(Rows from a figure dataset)
◆ ◆ ◆ ◆ ◆
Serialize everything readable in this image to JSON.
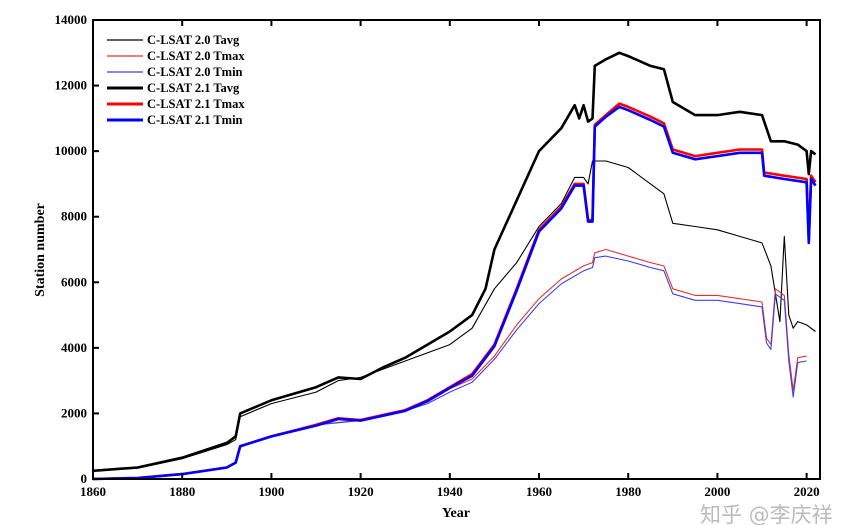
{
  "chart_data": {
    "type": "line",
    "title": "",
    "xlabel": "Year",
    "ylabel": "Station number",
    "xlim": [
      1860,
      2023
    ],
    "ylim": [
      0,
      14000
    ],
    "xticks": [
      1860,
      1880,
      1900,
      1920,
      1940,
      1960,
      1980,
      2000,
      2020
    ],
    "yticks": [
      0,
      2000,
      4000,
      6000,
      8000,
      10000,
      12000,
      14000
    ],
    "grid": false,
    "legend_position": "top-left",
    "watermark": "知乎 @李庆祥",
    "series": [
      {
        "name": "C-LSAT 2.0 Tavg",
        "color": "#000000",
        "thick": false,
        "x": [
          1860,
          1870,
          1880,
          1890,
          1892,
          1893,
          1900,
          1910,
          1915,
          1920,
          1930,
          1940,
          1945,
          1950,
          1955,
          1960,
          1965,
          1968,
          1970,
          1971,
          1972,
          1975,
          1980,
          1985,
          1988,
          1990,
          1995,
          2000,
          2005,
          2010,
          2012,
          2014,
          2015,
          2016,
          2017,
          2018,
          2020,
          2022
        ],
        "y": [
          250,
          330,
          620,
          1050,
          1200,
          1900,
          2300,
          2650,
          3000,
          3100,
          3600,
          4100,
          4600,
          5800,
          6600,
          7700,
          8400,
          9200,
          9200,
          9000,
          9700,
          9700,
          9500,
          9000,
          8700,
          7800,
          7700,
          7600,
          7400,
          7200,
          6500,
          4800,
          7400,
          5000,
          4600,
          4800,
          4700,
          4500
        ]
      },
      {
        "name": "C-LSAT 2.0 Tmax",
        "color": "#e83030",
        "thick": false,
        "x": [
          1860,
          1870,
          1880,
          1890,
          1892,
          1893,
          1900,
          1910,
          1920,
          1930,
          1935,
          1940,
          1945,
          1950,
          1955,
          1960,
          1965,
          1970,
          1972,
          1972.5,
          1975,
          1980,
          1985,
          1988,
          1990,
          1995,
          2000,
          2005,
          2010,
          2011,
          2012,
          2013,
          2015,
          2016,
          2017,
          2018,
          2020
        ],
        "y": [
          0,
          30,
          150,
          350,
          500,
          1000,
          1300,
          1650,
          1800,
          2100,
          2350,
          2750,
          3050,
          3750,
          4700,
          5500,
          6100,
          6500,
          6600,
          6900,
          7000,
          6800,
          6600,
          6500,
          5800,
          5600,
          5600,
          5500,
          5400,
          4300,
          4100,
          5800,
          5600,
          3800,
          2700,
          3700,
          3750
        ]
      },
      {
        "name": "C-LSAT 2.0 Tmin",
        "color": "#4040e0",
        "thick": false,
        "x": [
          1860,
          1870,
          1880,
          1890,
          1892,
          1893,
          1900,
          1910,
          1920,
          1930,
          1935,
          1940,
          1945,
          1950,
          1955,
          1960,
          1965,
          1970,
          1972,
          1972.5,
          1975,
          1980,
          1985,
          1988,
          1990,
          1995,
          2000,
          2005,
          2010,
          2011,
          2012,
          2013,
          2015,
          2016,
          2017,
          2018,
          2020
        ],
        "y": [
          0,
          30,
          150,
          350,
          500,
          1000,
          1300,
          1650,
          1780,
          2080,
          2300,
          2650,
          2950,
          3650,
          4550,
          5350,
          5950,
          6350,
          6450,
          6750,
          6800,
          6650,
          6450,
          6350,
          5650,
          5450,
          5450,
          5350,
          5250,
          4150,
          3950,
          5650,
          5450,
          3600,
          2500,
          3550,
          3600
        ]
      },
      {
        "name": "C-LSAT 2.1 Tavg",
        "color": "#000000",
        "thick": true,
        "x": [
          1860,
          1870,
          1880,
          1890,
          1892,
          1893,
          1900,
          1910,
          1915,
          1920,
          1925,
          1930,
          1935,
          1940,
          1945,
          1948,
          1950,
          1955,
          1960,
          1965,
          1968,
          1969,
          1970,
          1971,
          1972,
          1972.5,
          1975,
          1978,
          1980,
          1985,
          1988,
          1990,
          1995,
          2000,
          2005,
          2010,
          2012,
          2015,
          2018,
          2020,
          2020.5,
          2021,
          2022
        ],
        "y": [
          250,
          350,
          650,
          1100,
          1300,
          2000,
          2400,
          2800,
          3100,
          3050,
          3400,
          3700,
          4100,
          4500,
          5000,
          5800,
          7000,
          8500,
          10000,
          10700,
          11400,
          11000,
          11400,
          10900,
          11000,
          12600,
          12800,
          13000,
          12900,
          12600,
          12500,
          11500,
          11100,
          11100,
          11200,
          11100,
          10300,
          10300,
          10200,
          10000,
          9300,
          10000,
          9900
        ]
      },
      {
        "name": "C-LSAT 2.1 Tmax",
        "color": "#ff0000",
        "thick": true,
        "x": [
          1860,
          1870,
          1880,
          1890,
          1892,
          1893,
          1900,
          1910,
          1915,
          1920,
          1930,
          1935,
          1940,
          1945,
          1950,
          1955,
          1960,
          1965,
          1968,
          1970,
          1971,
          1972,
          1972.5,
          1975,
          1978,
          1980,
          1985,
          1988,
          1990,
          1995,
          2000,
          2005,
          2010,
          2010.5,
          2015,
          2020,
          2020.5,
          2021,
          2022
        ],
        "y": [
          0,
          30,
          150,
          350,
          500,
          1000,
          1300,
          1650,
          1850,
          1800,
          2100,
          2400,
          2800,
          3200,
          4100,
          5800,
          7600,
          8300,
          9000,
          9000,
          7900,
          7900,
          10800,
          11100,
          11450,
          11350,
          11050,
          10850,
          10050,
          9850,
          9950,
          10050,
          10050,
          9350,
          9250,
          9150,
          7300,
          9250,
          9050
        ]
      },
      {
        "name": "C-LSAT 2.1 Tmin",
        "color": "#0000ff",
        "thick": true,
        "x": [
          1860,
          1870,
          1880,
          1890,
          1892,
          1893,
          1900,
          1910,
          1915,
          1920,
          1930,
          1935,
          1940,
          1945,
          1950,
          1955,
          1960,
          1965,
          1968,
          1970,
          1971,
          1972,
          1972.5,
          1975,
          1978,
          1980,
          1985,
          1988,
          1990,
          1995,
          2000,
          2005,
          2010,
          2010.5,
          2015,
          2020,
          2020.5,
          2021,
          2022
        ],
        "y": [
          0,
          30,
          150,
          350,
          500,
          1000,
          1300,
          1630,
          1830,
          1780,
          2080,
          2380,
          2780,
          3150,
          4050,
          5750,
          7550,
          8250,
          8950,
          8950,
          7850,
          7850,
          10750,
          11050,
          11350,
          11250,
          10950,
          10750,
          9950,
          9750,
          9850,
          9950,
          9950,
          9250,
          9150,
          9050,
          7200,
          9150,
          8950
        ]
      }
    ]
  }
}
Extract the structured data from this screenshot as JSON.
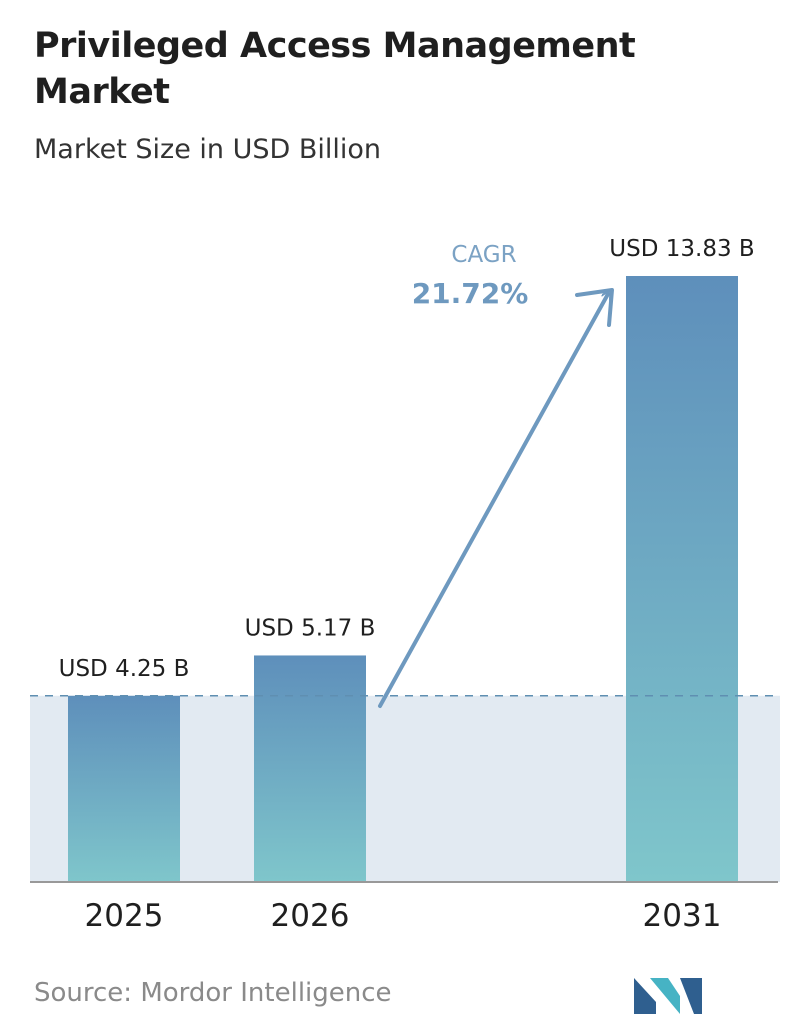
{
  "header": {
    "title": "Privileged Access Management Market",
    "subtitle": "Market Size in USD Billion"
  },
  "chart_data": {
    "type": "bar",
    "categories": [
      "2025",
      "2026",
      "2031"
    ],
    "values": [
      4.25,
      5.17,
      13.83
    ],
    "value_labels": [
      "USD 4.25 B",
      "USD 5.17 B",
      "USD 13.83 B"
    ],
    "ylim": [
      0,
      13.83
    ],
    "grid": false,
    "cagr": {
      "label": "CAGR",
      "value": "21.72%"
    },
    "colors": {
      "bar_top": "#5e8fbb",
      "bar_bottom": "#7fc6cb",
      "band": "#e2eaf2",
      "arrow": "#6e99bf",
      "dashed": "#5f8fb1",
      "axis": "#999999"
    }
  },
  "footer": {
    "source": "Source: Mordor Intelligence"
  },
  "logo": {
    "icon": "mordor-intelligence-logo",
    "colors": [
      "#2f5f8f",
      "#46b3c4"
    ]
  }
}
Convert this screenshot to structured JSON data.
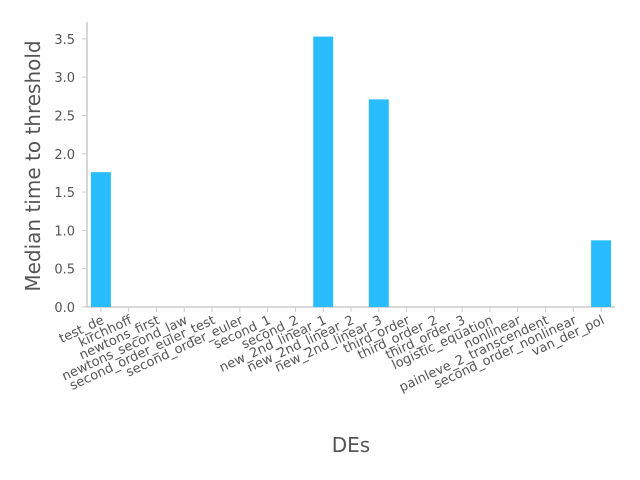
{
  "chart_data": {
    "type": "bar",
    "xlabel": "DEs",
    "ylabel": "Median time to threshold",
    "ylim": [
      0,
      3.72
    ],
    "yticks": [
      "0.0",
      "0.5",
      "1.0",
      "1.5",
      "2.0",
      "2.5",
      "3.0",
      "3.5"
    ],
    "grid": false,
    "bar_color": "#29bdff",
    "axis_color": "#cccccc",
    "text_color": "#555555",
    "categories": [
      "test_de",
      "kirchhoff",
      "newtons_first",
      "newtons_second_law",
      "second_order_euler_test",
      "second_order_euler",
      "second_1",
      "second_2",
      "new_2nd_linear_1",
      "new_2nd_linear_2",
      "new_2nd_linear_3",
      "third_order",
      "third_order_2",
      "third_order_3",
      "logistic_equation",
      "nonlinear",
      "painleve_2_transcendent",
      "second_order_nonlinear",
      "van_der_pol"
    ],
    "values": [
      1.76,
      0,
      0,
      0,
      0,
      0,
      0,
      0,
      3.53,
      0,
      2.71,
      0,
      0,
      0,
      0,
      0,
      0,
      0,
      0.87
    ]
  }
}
◆ ◆ ◆ ◆ ◆
_AIM OF THE TASK_.
List all lines above in which the string "JSON" appears.

_COMPLETED EXERCISE_.
Serialize everything readable in this image to JSON.
Extract the structured data from this screenshot as JSON.
Convert this screenshot to structured JSON data.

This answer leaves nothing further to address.